■ EXERCISE INPUTS:
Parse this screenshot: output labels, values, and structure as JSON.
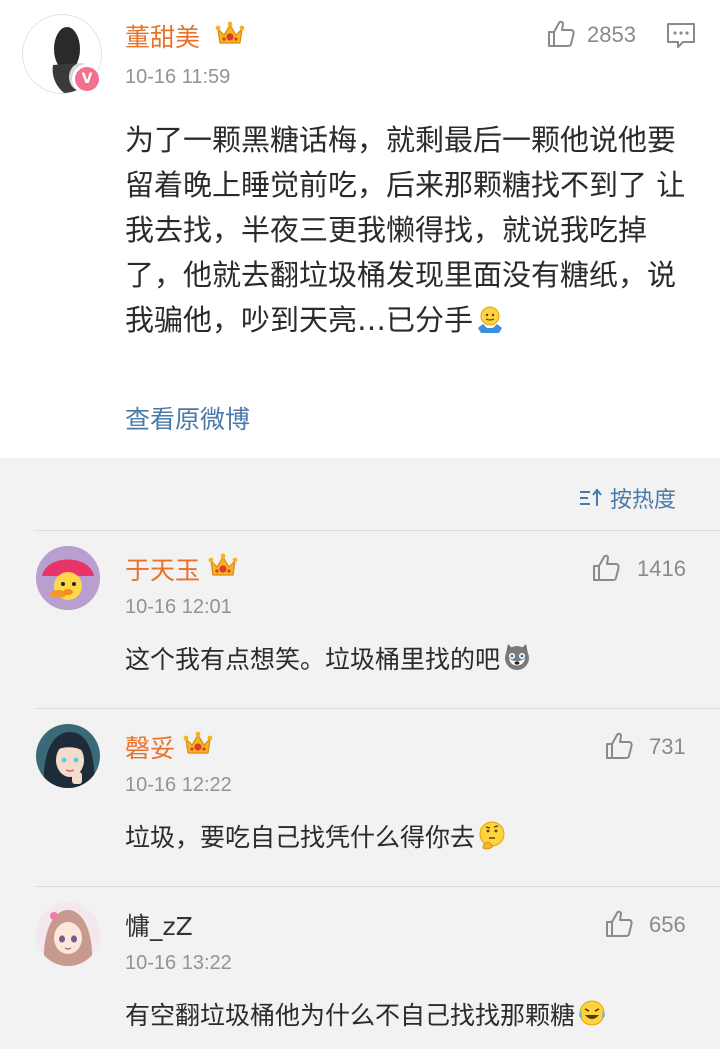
{
  "main_post": {
    "username": "董甜美",
    "timestamp": "10-16 11:59",
    "like_count": "2853",
    "text": "为了一颗黑糖话梅，就剩最后一颗他说他要留着晚上睡觉前吃，后来那颗糖找不到了 让我去找，半夜三更我懒得找，就说我吃掉了，他就去翻垃圾桶发现里面没有糖纸，说我骗他，吵到天亮…已分手",
    "emoji": "shrug-emoji",
    "view_original_label": "查看原微博"
  },
  "sort": {
    "label": "按热度",
    "icon": "sort-icon"
  },
  "comments": [
    {
      "username": "于天玉",
      "timestamp": "10-16 12:01",
      "like_count": "1416",
      "text": "这个我有点想笑。垃圾桶里找的吧",
      "emoji": "husky-emoji",
      "vip": true
    },
    {
      "username": "磬妥",
      "timestamp": "10-16 12:22",
      "like_count": "731",
      "text": "垃圾，要吃自己找凭什么得你去",
      "emoji": "thinking-emoji",
      "vip": true
    },
    {
      "username": "慵_zZ",
      "timestamp": "10-16 13:22",
      "like_count": "656",
      "text": "有空翻垃圾桶他为什么不自己找找那颗糖",
      "emoji": "laugh-cry-emoji",
      "vip": false
    }
  ],
  "colors": {
    "username": "#e8722a",
    "link": "#4a7ba8",
    "crown": "#f5a623",
    "verified_badge": "#f1718e"
  }
}
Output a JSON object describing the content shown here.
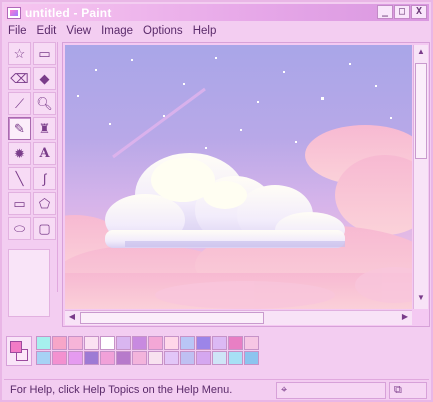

■ TASK GOAL:
Search the data above for the string "timestamp" and return every line that has it.

■ ANSWER TO THE PROBLEM:
    "timestamp": "10-16 11:59",
      "timestamp": "10-16 12:01",
      "timestamp": "10-16 12:22",
      "timestamp": "10-16 13:22",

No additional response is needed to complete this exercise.